Exercise requirements: Every entry below must be repeated exactly; skip the pictures.

Data in this exercise:

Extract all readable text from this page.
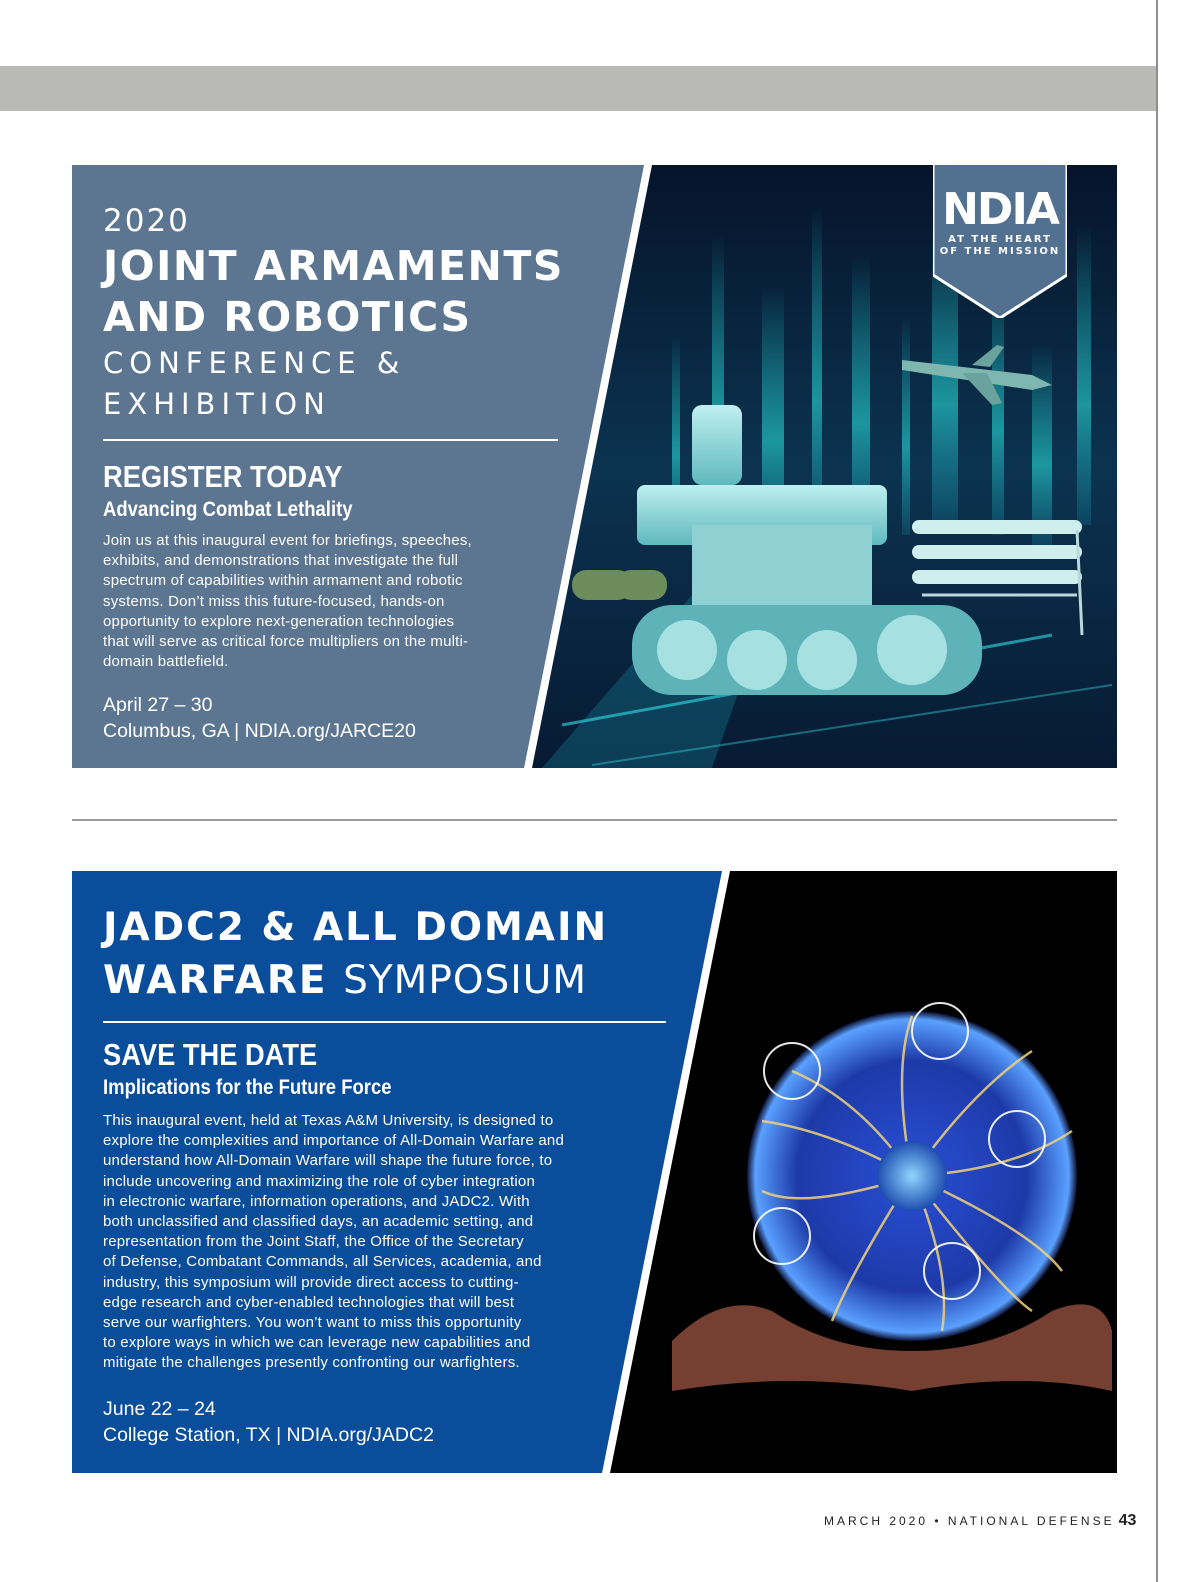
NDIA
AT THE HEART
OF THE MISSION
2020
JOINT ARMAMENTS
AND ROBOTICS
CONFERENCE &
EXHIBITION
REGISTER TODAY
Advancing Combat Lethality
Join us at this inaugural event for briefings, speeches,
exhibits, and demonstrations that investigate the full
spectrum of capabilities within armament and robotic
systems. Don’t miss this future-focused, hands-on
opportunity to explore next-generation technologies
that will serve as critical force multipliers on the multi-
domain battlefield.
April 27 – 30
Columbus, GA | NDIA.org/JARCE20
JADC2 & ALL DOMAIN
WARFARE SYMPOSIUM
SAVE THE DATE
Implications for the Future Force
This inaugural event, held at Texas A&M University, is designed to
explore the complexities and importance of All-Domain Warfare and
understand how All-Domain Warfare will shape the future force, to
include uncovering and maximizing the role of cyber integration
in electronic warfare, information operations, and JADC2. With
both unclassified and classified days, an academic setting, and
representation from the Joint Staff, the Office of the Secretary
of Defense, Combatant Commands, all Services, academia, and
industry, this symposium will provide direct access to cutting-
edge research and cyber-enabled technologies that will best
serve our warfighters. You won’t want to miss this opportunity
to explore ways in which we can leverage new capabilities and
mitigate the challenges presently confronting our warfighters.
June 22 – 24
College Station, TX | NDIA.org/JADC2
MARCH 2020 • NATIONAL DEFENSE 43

The answer:
Extract all readable text from this page.
NDIA
AT THE HEART
OF THE MISSION
2020
JOINT ARMAMENTS
AND ROBOTICS
CONFERENCE &
EXHIBITION
REGISTER TODAY
Advancing Combat Lethality
Join us at this inaugural event for briefings, speeches,
exhibits, and demonstrations that investigate the full
spectrum of capabilities within armament and robotic
systems. Don’t miss this future-focused, hands-on
opportunity to explore next-generation technologies
that will serve as critical force multipliers on the multi-
domain battlefield.
April 27 – 30
Columbus, GA | NDIA.org/JARCE20
JADC2 & ALL DOMAIN
WARFARE SYMPOSIUM
SAVE THE DATE
Implications for the Future Force
This inaugural event, held at Texas A&M University, is designed to
explore the complexities and importance of All-Domain Warfare and
understand how All-Domain Warfare will shape the future force, to
include uncovering and maximizing the role of cyber integration
in electronic warfare, information operations, and JADC2. With
both unclassified and classified days, an academic setting, and
representation from the Joint Staff, the Office of the Secretary
of Defense, Combatant Commands, all Services, academia, and
industry, this symposium will provide direct access to cutting-
edge research and cyber-enabled technologies that will best
serve our warfighters. You won’t want to miss this opportunity
to explore ways in which we can leverage new capabilities and
mitigate the challenges presently confronting our warfighters.
June 22 – 24
College Station, TX | NDIA.org/JADC2
MARCH 2020 • NATIONAL DEFENSE 43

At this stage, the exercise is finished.